- _WHAT NEEDS TO BE DONE_
Repeat the listing word for word. No pictures belong in the copy.

- _Dataset items_
— BEGIN —

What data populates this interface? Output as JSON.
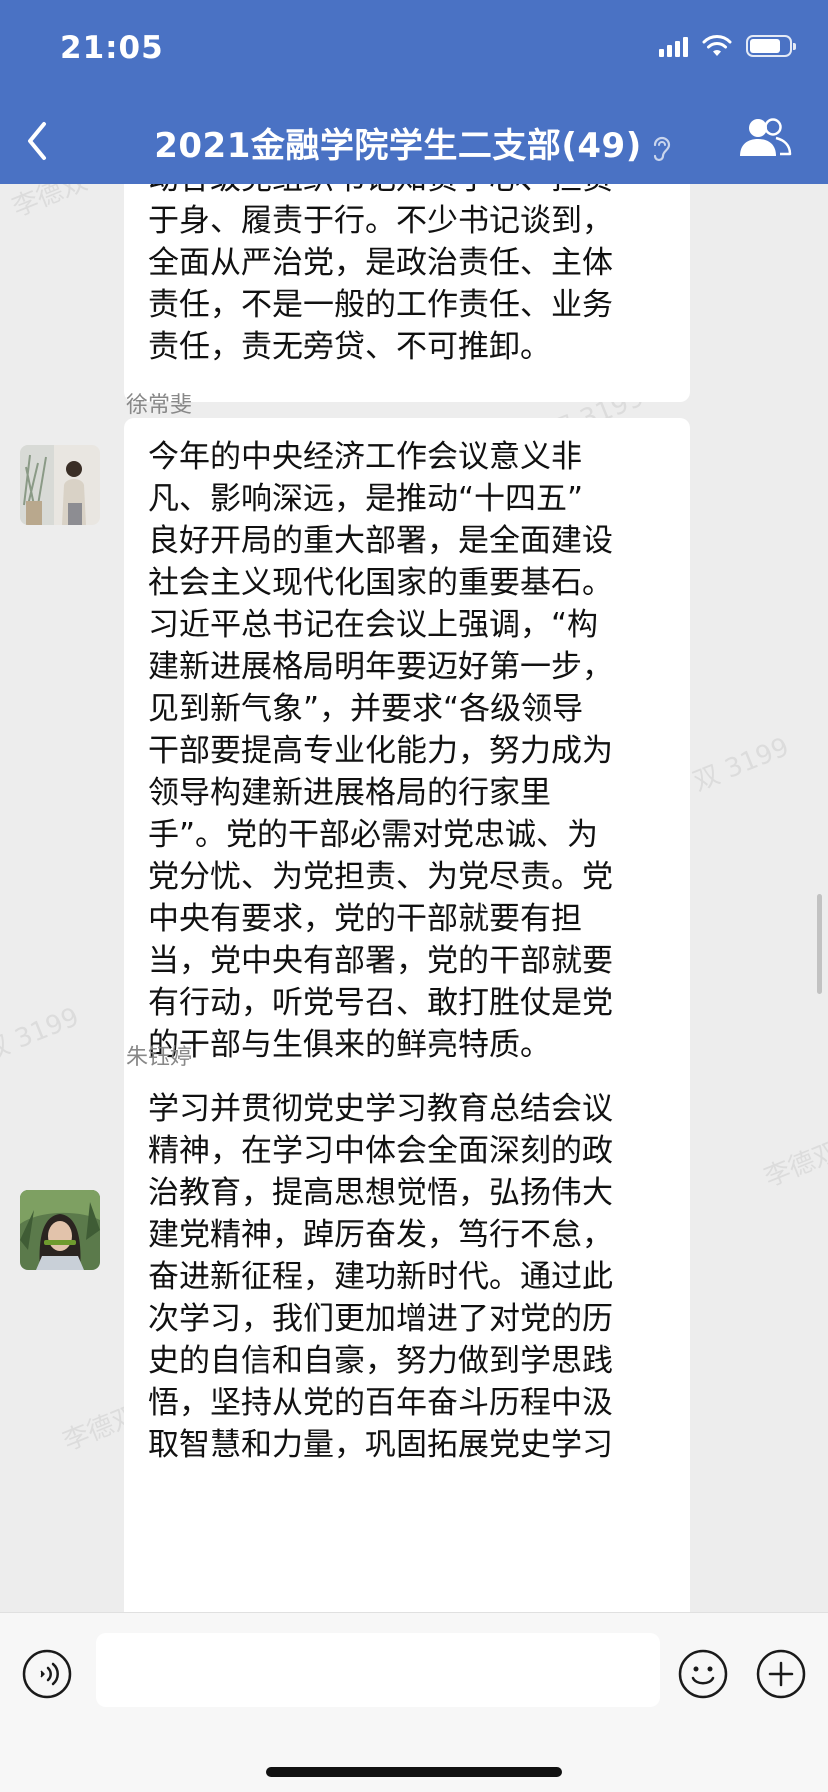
{
  "status_bar": {
    "time": "21:05",
    "battery_level": 0.78
  },
  "header": {
    "title": "2021金融学院学生二支部(49)",
    "back_icon": "chevron-left-icon",
    "muted_icon": "ear-icon",
    "members_icon": "group-members-icon"
  },
  "messages": [
    {
      "sender": "",
      "lines": [
        "动各级党组织书记知责于心、担责",
        "于身、履责于行。不少书记谈到，",
        "全面从严治党，是政治责任、主体",
        "责任，不是一般的工作责任、业务",
        "责任，责无旁贷、不可推卸。"
      ]
    },
    {
      "sender": "徐常斐",
      "lines": [
        "今年的中央经济工作会议意义非",
        "凡、影响深远，是推动“十四五”",
        "良好开局的重大部署，是全面建设",
        "社会主义现代化国家的重要基石。",
        "习近平总书记在会议上强调，“构",
        "建新进展格局明年要迈好第一步，",
        "见到新气象”，并要求“各级领导",
        "干部要提高专业化能力，努力成为",
        "领导构建新进展格局的行家里",
        "手”。党的干部必需对党忠诚、为",
        "党分忧、为党担责、为党尽责。党",
        "中央有要求，党的干部就要有担",
        "当，党中央有部署，党的干部就要",
        "有行动，听党号召、敢打胜仗是党",
        "的干部与生俱来的鲜亮特质。"
      ]
    },
    {
      "sender": "朱钰婷",
      "lines": [
        "学习并贯彻党史学习教育总结会议",
        "精神，在学习中体会全面深刻的政",
        "治教育，提高思想觉悟，弘扬伟大",
        "建党精神，踔厉奋发，笃行不怠，",
        "奋进新征程，建功新时代。通过此",
        "次学习，我们更加增进了对党的历",
        "史的自信和自豪，努力做到学思践",
        "悟，坚持从党的百年奋斗历程中汲",
        "取智慧和力量，巩固拓展党史学习"
      ]
    }
  ],
  "watermarks": [
    "李德双 3199",
    "双 3199",
    "双 3199",
    "李德双",
    "李德双",
    "李德双 3199"
  ],
  "input_bar": {
    "placeholder": "",
    "voice_icon": "voice-icon",
    "emoji_icon": "emoji-icon",
    "plus_icon": "plus-icon"
  }
}
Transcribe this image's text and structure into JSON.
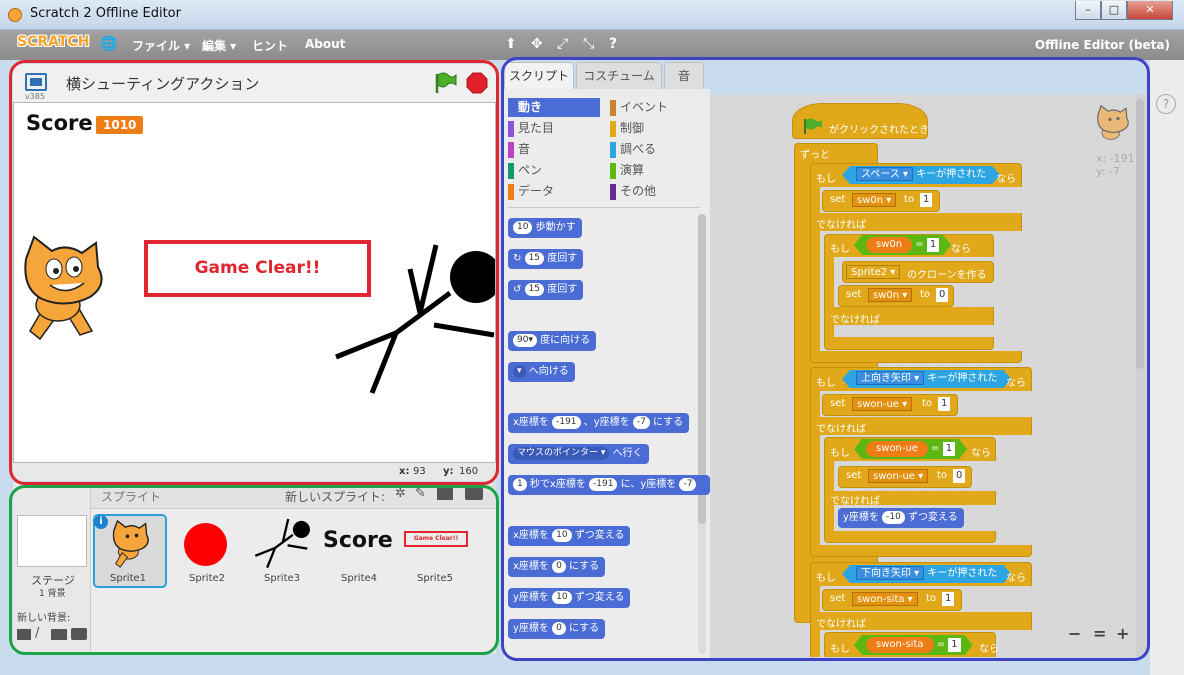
{
  "window": {
    "title": "Scratch 2 Offline Editor",
    "min": "–",
    "max": "□",
    "close": "✕"
  },
  "menu": {
    "logo": "SCRATCH",
    "globe": "🌐",
    "file": "ファイル ▾",
    "edit": "編集 ▾",
    "hint": "ヒント",
    "about": "About",
    "tools": [
      "⬆",
      "✥",
      "⤢",
      "⤡",
      "?"
    ],
    "offline": "Offline Editor (beta)"
  },
  "stage": {
    "project_title": "横シューティングアクション",
    "version": "v385",
    "score_label": "Score",
    "score_value": "1010",
    "game_clear": "Game Clear!!",
    "x_label": "x:",
    "x_value": "93",
    "y_label": "y:",
    "y_value": "160"
  },
  "sprites": {
    "header": "スプライト",
    "new_sprite": "新しいスプライト:",
    "stage_label": "ステージ",
    "stage_sub": "1 背景",
    "new_backdrop": "新しい背景:",
    "items": [
      "Sprite1",
      "Sprite2",
      "Sprite3",
      "Sprite4",
      "Sprite5"
    ],
    "sprite4_text": "Score",
    "sprite5_text": "Game Clear!!"
  },
  "tabs": [
    "スクリプト",
    "コスチューム",
    "音"
  ],
  "categories": [
    {
      "label": "動き",
      "color": "#4a6cd4"
    },
    {
      "label": "イベント",
      "color": "#c88330"
    },
    {
      "label": "見た目",
      "color": "#8a55d7"
    },
    {
      "label": "制御",
      "color": "#e1a91a"
    },
    {
      "label": "音",
      "color": "#bb42c3"
    },
    {
      "label": "調べる",
      "color": "#2ca5e2"
    },
    {
      "label": "ペン",
      "color": "#0e9a6c"
    },
    {
      "label": "演算",
      "color": "#5cb712"
    },
    {
      "label": "データ",
      "color": "#ee7d16"
    },
    {
      "label": "その他",
      "color": "#632d99"
    }
  ],
  "palette_blocks": {
    "move": {
      "n": "10",
      "t": "歩動かす"
    },
    "turn_r": {
      "n": "15",
      "t": "度回す"
    },
    "turn_l": {
      "n": "15",
      "t": "度回す"
    },
    "point_dir": {
      "n": "90▾",
      "t": "度に向ける"
    },
    "point_to": {
      "n": "▾",
      "t": "へ向ける"
    },
    "goto_xy": {
      "a": "x座標を",
      "x": "-191",
      "b": "、y座標を",
      "y": "-7",
      "c": "にする"
    },
    "goto_ptr": {
      "a": "マウスのポインター ▾",
      "b": "へ行く"
    },
    "glide": {
      "n": "1",
      "a": "秒でx座標を",
      "x": "-191",
      "b": "に、y座標を",
      "y": "-7"
    },
    "change_x": {
      "a": "x座標を",
      "n": "10",
      "b": "ずつ変える"
    },
    "set_x": {
      "a": "x座標を",
      "n": "0",
      "b": "にする"
    },
    "change_y": {
      "a": "y座標を",
      "n": "10",
      "b": "ずつ変える"
    },
    "set_y": {
      "a": "y座標を",
      "n": "0",
      "b": "にする"
    }
  },
  "script": {
    "hat": "がクリックされたとき",
    "forever": "ずっと",
    "if": "もし",
    "then": "なら",
    "else": "でなければ",
    "set": "set",
    "to": "to",
    "space_key": "スペース ▾",
    "key_pressed": "キーが押された",
    "var_sw0n": "sw0n ▾",
    "var_sw0n_plain": "sw0n",
    "one": "1",
    "zero": "0",
    "eq": "=",
    "clone_target": "Sprite2 ▾",
    "clone_text": "のクローンを作る",
    "up_key": "上向き矢印 ▾",
    "var_swon_ue": "swon-ue ▾",
    "var_swon_ue_plain": "swon-ue",
    "change_y_a": "y座標を",
    "change_y_n": "-10",
    "change_y_b": "ずつ変える",
    "down_key": "下向き矢印 ▾",
    "var_swon_sita": "swon-sita ▾",
    "var_swon_sita_plain": "swon-sita"
  },
  "sprite_info": {
    "x": "x: -191",
    "y": "y: -7"
  },
  "zoom": {
    "out": "−",
    "reset": "=",
    "in": "+"
  },
  "help": "?"
}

— END —

- _THE COMPLETED TASK_
What data populates this interface? Output as JSON.
{
  "status_bar": {
    "time": "21:05",
    "battery_level": 0.78
  },
  "header": {
    "title": "2021金融学院学生二支部(49)",
    "back_icon": "chevron-left-icon",
    "muted_icon": "ear-icon",
    "members_icon": "group-members-icon"
  },
  "messages": [
    {
      "sender": "",
      "lines": [
        "动各级党组织书记知责于心、担责",
        "于身、履责于行。不少书记谈到，",
        "全面从严治党，是政治责任、主体",
        "责任，不是一般的工作责任、业务",
        "责任，责无旁贷、不可推卸。"
      ]
    },
    {
      "sender": "徐常斐",
      "lines": [
        "今年的中央经济工作会议意义非",
        "凡、影响深远，是推动“十四五”",
        "良好开局的重大部署，是全面建设",
        "社会主义现代化国家的重要基石。",
        "习近平总书记在会议上强调，“构",
        "建新进展格局明年要迈好第一步，",
        "见到新气象”，并要求“各级领导",
        "干部要提高专业化能力，努力成为",
        "领导构建新进展格局的行家里",
        "手”。党的干部必需对党忠诚、为",
        "党分忧、为党担责、为党尽责。党",
        "中央有要求，党的干部就要有担",
        "当，党中央有部署，党的干部就要",
        "有行动，听党号召、敢打胜仗是党",
        "的干部与生俱来的鲜亮特质。"
      ]
    },
    {
      "sender": "朱钰婷",
      "lines": [
        "学习并贯彻党史学习教育总结会议",
        "精神，在学习中体会全面深刻的政",
        "治教育，提高思想觉悟，弘扬伟大",
        "建党精神，踔厉奋发，笃行不怠，",
        "奋进新征程，建功新时代。通过此",
        "次学习，我们更加增进了对党的历",
        "史的自信和自豪，努力做到学思践",
        "悟，坚持从党的百年奋斗历程中汲",
        "取智慧和力量，巩固拓展党史学习"
      ]
    }
  ],
  "watermarks": [
    "李德双 3199",
    "双 3199",
    "双 3199",
    "李德双",
    "李德双",
    "李德双 3199"
  ],
  "input_bar": {
    "placeholder": "",
    "voice_icon": "voice-icon",
    "emoji_icon": "emoji-icon",
    "plus_icon": "plus-icon"
  }
}
Transcribe this image's text and structure into JSON.
{
  "window": {
    "title": "Scratch 2 Offline Editor",
    "min": "–",
    "max": "□",
    "close": "✕"
  },
  "menu": {
    "logo": "SCRATCH",
    "globe": "🌐",
    "file": "ファイル ▾",
    "edit": "編集 ▾",
    "hint": "ヒント",
    "about": "About",
    "tools": [
      "⬆",
      "✥",
      "⤢",
      "⤡",
      "?"
    ],
    "offline": "Offline Editor (beta)"
  },
  "stage": {
    "project_title": "横シューティングアクション",
    "version": "v385",
    "score_label": "Score",
    "score_value": "1010",
    "game_clear": "Game Clear!!",
    "x_label": "x:",
    "x_value": "93",
    "y_label": "y:",
    "y_value": "160"
  },
  "sprites": {
    "header": "スプライト",
    "new_sprite": "新しいスプライト:",
    "stage_label": "ステージ",
    "stage_sub": "1 背景",
    "new_backdrop": "新しい背景:",
    "items": [
      "Sprite1",
      "Sprite2",
      "Sprite3",
      "Sprite4",
      "Sprite5"
    ],
    "sprite4_text": "Score",
    "sprite5_text": "Game Clear!!"
  },
  "tabs": [
    "スクリプト",
    "コスチューム",
    "音"
  ],
  "categories": [
    {
      "label": "動き",
      "color": "#4a6cd4"
    },
    {
      "label": "イベント",
      "color": "#c88330"
    },
    {
      "label": "見た目",
      "color": "#8a55d7"
    },
    {
      "label": "制御",
      "color": "#e1a91a"
    },
    {
      "label": "音",
      "color": "#bb42c3"
    },
    {
      "label": "調べる",
      "color": "#2ca5e2"
    },
    {
      "label": "ペン",
      "color": "#0e9a6c"
    },
    {
      "label": "演算",
      "color": "#5cb712"
    },
    {
      "label": "データ",
      "color": "#ee7d16"
    },
    {
      "label": "その他",
      "color": "#632d99"
    }
  ],
  "palette_blocks": {
    "move": {
      "n": "10",
      "t": "歩動かす"
    },
    "turn_r": {
      "n": "15",
      "t": "度回す"
    },
    "turn_l": {
      "n": "15",
      "t": "度回す"
    },
    "point_dir": {
      "n": "90▾",
      "t": "度に向ける"
    },
    "point_to": {
      "n": "▾",
      "t": "へ向ける"
    },
    "goto_xy": {
      "a": "x座標を",
      "x": "-191",
      "b": "、y座標を",
      "y": "-7",
      "c": "にする"
    },
    "goto_ptr": {
      "a": "マウスのポインター ▾",
      "b": "へ行く"
    },
    "glide": {
      "n": "1",
      "a": "秒でx座標を",
      "x": "-191",
      "b": "に、y座標を",
      "y": "-7"
    },
    "change_x": {
      "a": "x座標を",
      "n": "10",
      "b": "ずつ変える"
    },
    "set_x": {
      "a": "x座標を",
      "n": "0",
      "b": "にする"
    },
    "change_y": {
      "a": "y座標を",
      "n": "10",
      "b": "ずつ変える"
    },
    "set_y": {
      "a": "y座標を",
      "n": "0",
      "b": "にする"
    }
  },
  "script": {
    "hat": "がクリックされたとき",
    "forever": "ずっと",
    "if": "もし",
    "then": "なら",
    "else": "でなければ",
    "set": "set",
    "to": "to",
    "space_key": "スペース ▾",
    "key_pressed": "キーが押された",
    "var_sw0n": "sw0n ▾",
    "var_sw0n_plain": "sw0n",
    "one": "1",
    "zero": "0",
    "eq": "=",
    "clone_target": "Sprite2 ▾",
    "clone_text": "のクローンを作る",
    "up_key": "上向き矢印 ▾",
    "var_swon_ue": "swon-ue ▾",
    "var_swon_ue_plain": "swon-ue",
    "change_y_a": "y座標を",
    "change_y_n": "-10",
    "change_y_b": "ずつ変える",
    "down_key": "下向き矢印 ▾",
    "var_swon_sita": "swon-sita ▾",
    "var_swon_sita_plain": "swon-sita"
  },
  "sprite_info": {
    "x": "x: -191",
    "y": "y: -7"
  },
  "zoom": {
    "out": "−",
    "reset": "=",
    "in": "+"
  },
  "help": "?"
}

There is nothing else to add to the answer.